**Problem to solve**
Find each line with the word "Time" and copy it.

**Data section**

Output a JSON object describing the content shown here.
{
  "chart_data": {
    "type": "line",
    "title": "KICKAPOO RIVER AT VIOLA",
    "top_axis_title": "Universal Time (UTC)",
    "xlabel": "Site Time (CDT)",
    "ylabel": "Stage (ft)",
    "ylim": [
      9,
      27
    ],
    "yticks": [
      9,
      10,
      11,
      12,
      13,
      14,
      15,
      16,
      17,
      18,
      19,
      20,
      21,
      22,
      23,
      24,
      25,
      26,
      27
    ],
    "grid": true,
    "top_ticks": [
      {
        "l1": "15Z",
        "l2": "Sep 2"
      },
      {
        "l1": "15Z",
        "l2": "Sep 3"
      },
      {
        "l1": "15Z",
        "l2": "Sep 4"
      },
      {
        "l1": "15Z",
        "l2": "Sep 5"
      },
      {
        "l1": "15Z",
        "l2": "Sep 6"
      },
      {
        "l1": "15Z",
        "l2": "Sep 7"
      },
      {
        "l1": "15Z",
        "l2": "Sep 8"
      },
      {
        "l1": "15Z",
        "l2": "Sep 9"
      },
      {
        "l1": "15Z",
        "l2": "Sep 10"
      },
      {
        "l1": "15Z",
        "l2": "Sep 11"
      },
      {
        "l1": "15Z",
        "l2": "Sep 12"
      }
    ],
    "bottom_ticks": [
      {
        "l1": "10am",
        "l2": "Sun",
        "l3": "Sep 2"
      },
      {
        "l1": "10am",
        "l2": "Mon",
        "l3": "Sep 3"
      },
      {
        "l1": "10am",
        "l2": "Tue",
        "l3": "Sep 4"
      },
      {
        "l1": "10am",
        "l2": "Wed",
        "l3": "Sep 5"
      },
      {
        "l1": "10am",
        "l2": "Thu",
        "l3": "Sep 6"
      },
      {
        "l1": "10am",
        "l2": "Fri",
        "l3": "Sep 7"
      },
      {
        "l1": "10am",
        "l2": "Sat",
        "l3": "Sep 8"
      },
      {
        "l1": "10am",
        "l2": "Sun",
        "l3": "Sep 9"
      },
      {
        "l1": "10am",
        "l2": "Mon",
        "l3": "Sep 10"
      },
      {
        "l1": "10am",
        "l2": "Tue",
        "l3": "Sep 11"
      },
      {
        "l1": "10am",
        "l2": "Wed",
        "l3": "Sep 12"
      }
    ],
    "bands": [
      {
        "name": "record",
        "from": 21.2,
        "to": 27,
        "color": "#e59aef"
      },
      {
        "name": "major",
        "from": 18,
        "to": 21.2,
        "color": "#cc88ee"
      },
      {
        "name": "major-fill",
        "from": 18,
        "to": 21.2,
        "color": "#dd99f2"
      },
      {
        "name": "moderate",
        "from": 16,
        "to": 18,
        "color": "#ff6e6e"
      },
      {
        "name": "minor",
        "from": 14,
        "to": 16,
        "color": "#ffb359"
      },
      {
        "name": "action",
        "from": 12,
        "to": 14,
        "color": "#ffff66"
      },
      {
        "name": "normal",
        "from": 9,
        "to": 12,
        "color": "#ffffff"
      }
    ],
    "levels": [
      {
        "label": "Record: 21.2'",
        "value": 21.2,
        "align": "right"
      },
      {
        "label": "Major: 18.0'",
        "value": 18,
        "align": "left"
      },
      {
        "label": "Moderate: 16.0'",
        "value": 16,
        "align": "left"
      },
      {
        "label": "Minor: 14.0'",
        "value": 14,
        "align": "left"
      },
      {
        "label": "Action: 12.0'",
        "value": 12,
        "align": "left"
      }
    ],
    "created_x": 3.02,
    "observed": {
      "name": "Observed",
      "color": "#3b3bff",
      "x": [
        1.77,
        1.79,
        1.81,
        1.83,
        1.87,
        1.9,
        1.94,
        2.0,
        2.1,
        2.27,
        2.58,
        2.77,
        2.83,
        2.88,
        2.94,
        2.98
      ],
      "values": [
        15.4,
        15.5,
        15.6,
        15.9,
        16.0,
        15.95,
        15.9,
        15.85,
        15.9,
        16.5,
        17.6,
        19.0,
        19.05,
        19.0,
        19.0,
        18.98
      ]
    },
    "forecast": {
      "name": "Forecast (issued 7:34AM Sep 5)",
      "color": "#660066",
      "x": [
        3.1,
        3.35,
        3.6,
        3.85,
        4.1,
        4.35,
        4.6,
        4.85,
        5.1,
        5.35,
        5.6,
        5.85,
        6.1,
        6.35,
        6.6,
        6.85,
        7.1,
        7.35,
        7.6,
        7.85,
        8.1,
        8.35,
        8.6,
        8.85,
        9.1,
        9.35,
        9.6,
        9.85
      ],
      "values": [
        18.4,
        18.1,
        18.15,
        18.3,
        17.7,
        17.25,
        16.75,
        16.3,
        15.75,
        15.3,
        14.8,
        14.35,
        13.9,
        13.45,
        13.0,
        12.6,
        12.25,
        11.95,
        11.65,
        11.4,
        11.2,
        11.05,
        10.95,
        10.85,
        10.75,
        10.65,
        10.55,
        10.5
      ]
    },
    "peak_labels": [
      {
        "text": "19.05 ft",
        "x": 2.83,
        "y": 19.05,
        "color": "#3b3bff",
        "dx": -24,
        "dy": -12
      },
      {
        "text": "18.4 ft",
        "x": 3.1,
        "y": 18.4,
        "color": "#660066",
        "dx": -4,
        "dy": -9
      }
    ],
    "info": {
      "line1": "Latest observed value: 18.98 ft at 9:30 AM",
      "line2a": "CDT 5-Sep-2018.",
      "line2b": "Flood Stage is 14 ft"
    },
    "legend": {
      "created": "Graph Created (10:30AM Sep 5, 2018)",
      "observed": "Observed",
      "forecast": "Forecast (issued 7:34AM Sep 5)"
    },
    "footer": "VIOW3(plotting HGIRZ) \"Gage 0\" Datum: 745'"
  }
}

**Response for this exercise**
    "top_axis_title": "Universal Time (UTC)",
    "xlabel": "Site Time (CDT)",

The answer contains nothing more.